» **WRITTEN EXERCISE**: Can the data below be echoed back word for word?

» **PROVIDED DATA**:
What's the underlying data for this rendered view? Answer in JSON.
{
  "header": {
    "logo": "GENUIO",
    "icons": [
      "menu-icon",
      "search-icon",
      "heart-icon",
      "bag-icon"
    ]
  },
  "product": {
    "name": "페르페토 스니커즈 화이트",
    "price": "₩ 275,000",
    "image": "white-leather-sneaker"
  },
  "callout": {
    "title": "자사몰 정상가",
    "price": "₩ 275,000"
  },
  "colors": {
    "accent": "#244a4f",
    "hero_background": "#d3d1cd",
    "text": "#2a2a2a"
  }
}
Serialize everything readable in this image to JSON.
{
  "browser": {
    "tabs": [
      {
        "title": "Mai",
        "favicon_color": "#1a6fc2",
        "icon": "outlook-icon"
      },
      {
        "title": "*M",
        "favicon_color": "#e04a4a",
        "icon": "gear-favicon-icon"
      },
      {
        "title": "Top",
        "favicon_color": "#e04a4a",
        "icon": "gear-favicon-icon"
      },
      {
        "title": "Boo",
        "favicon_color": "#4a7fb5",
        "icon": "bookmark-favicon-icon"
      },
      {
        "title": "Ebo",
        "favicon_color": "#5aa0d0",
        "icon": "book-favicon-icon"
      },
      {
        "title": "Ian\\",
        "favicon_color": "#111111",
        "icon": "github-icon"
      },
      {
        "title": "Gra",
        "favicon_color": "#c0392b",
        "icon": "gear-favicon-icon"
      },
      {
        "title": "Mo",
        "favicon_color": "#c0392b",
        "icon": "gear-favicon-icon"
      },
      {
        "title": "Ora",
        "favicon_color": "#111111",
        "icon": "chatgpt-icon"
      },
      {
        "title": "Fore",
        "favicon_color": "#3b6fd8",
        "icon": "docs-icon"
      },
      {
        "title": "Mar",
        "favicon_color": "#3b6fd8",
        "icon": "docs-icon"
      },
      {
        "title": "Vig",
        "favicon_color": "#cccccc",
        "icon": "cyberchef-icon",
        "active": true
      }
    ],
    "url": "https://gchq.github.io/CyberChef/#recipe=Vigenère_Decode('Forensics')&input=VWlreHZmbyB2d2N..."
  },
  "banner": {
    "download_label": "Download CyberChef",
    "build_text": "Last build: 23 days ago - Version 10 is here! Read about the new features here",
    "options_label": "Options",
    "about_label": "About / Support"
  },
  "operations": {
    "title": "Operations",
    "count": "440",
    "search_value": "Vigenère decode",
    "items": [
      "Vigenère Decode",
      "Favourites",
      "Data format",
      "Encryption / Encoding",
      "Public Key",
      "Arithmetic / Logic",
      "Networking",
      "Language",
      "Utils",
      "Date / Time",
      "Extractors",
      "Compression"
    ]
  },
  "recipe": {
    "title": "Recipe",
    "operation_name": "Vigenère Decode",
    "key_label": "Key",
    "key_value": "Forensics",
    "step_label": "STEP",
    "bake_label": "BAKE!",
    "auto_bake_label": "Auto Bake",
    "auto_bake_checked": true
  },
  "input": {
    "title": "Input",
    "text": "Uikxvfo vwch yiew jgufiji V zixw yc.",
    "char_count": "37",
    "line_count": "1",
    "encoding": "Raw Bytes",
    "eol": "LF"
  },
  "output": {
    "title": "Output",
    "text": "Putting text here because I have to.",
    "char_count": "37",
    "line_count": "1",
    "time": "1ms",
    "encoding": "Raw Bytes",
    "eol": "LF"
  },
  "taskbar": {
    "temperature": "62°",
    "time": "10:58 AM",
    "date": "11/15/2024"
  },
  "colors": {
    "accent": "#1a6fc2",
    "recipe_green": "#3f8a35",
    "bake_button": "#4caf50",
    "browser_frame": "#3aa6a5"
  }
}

» **PROBLEM SOLUTION**:
What's the underlying data for this rendered view? Answer in JSON.
{
  "header": {
    "logo": "GENUIO",
    "icons": [
      "menu-icon",
      "search-icon",
      "heart-icon",
      "bag-icon"
    ]
  },
  "product": {
    "name": "페르페토 스니커즈 화이트",
    "price": "₩ 275,000",
    "image": "white-leather-sneaker"
  },
  "callout": {
    "title": "자사몰 정상가",
    "price": "₩ 275,000"
  },
  "colors": {
    "accent": "#244a4f",
    "hero_background": "#d3d1cd",
    "text": "#2a2a2a"
  }
}
Serialize everything readable in this image to JSON.
{
  "browser": {
    "tabs": [
      {
        "title": "Mai",
        "favicon_color": "#1a6fc2",
        "icon": "outlook-icon"
      },
      {
        "title": "*M",
        "favicon_color": "#e04a4a",
        "icon": "gear-favicon-icon"
      },
      {
        "title": "Top",
        "favicon_color": "#e04a4a",
        "icon": "gear-favicon-icon"
      },
      {
        "title": "Boo",
        "favicon_color": "#4a7fb5",
        "icon": "bookmark-favicon-icon"
      },
      {
        "title": "Ebo",
        "favicon_color": "#5aa0d0",
        "icon": "book-favicon-icon"
      },
      {
        "title": "Ian\\",
        "favicon_color": "#111111",
        "icon": "github-icon"
      },
      {
        "title": "Gra",
        "favicon_color": "#c0392b",
        "icon": "gear-favicon-icon"
      },
      {
        "title": "Mo",
        "favicon_color": "#c0392b",
        "icon": "gear-favicon-icon"
      },
      {
        "title": "Ora",
        "favicon_color": "#111111",
        "icon": "chatgpt-icon"
      },
      {
        "title": "Fore",
        "favicon_color": "#3b6fd8",
        "icon": "docs-icon"
      },
      {
        "title": "Mar",
        "favicon_color": "#3b6fd8",
        "icon": "docs-icon"
      },
      {
        "title": "Vig",
        "favicon_color": "#cccccc",
        "icon": "cyberchef-icon",
        "active": true
      }
    ],
    "url": "https://gchq.github.io/CyberChef/#recipe=Vigenère_Decode('Forensics')&input=VWlreHZmbyB2d2N..."
  },
  "banner": {
    "download_label": "Download CyberChef",
    "build_text": "Last build: 23 days ago - Version 10 is here! Read about the new features here",
    "options_label": "Options",
    "about_label": "About / Support"
  },
  "operations": {
    "title": "Operations",
    "count": "440",
    "search_value": "Vigenère decode",
    "items": [
      "Vigenère Decode",
      "Favourites",
      "Data format",
      "Encryption / Encoding",
      "Public Key",
      "Arithmetic / Logic",
      "Networking",
      "Language",
      "Utils",
      "Date / Time",
      "Extractors",
      "Compression"
    ]
  },
  "recipe": {
    "title": "Recipe",
    "operation_name": "Vigenère Decode",
    "key_label": "Key",
    "key_value": "Forensics",
    "step_label": "STEP",
    "bake_label": "BAKE!",
    "auto_bake_label": "Auto Bake",
    "auto_bake_checked": true
  },
  "input": {
    "title": "Input",
    "text": "Uikxvfo vwch yiew jgufiji V zixw yc.",
    "char_count": "37",
    "line_count": "1",
    "encoding": "Raw Bytes",
    "eol": "LF"
  },
  "output": {
    "title": "Output",
    "text": "Putting text here because I have to.",
    "char_count": "37",
    "line_count": "1",
    "time": "1ms",
    "encoding": "Raw Bytes",
    "eol": "LF"
  },
  "taskbar": {
    "temperature": "62°",
    "time": "10:58 AM",
    "date": "11/15/2024"
  },
  "colors": {
    "accent": "#1a6fc2",
    "recipe_green": "#3f8a35",
    "bake_button": "#4caf50",
    "browser_frame": "#3aa6a5"
  }
}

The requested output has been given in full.